*EXERCISE GOAL:* Using the data below, gather each line that includes the word "JSON".

Structured figure records
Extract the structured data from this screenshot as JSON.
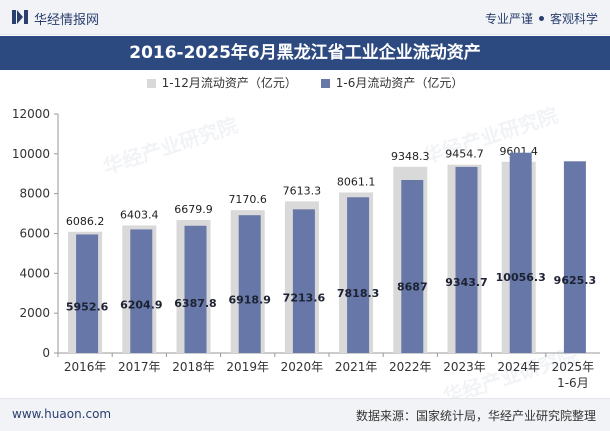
{
  "brand": {
    "name": "华经情报网",
    "tag_1": "专业严谨",
    "tag_2": "客观科学",
    "watermark": "华经产业研究院"
  },
  "footer": {
    "url": "www.huaon.com",
    "source": "数据来源：国家统计局，华经产业研究院整理"
  },
  "colors": {
    "annual": "#d9d9d9",
    "half_year": "#6677a8",
    "title_bg": "#2d4a80"
  },
  "chart_data": {
    "type": "bar",
    "title": "2016-2025年6月黑龙江省工业企业流动资产",
    "categories": [
      "2016年",
      "2017年",
      "2018年",
      "2019年",
      "2020年",
      "2021年",
      "2022年",
      "2023年",
      "2024年",
      "2025年"
    ],
    "category_sublabels": [
      "",
      "",
      "",
      "",
      "",
      "",
      "",
      "",
      "",
      "1-6月"
    ],
    "ylim": [
      0,
      12000
    ],
    "yticks": [
      0,
      2000,
      4000,
      6000,
      8000,
      10000,
      12000
    ],
    "legend_position": "top-center",
    "grid": false,
    "series": [
      {
        "name": "1-12月流动资产（亿元）",
        "values": [
          6086.2,
          6403.4,
          6679.9,
          7170.6,
          7613.3,
          8061.1,
          9348.3,
          9454.7,
          9601.4,
          null
        ],
        "labels": [
          "6086.2",
          "6403.4",
          "6679.9",
          "7170.6",
          "7613.3",
          "8061.1",
          "9348.3",
          "9454.7",
          "9601.4",
          ""
        ]
      },
      {
        "name": "1-6月流动资产（亿元）",
        "values": [
          5952.6,
          6204.9,
          6387.8,
          6918.9,
          7213.6,
          7818.3,
          8687,
          9343.7,
          10056.3,
          9625.3
        ],
        "labels": [
          "5952.6",
          "6204.9",
          "6387.8",
          "6918.9",
          "7213.6",
          "7818.3",
          "8687",
          "9343.7",
          "10056.3",
          "9625.3"
        ]
      }
    ]
  }
}
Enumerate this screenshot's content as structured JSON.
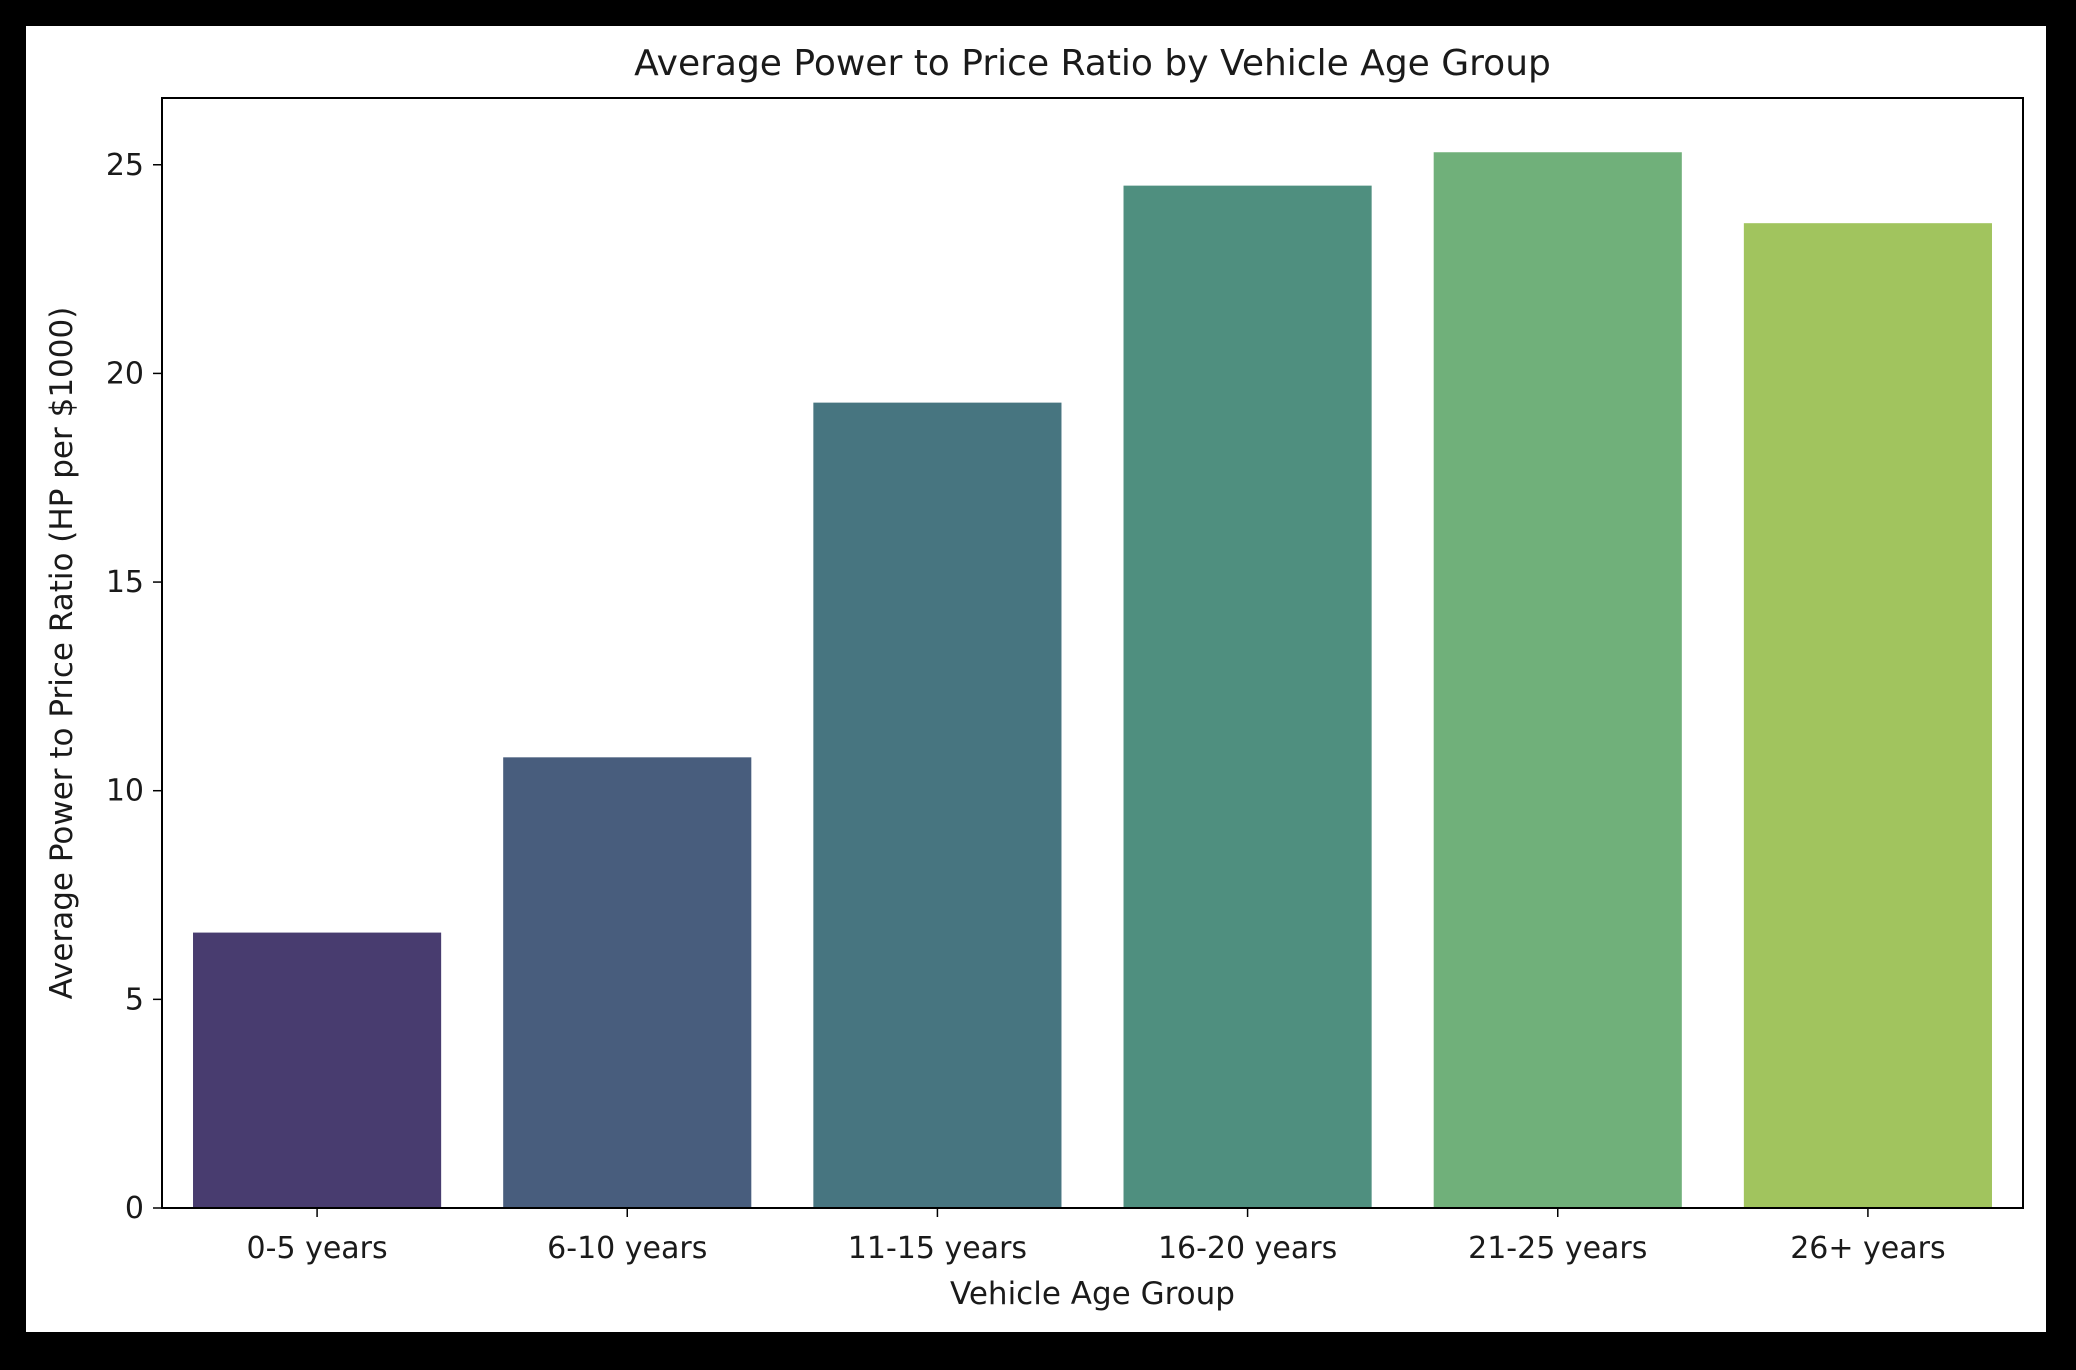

*SOLUTION:*
Extract the structured data from this screenshot as JSON.
Enumerate this screenshot's content as structured JSON.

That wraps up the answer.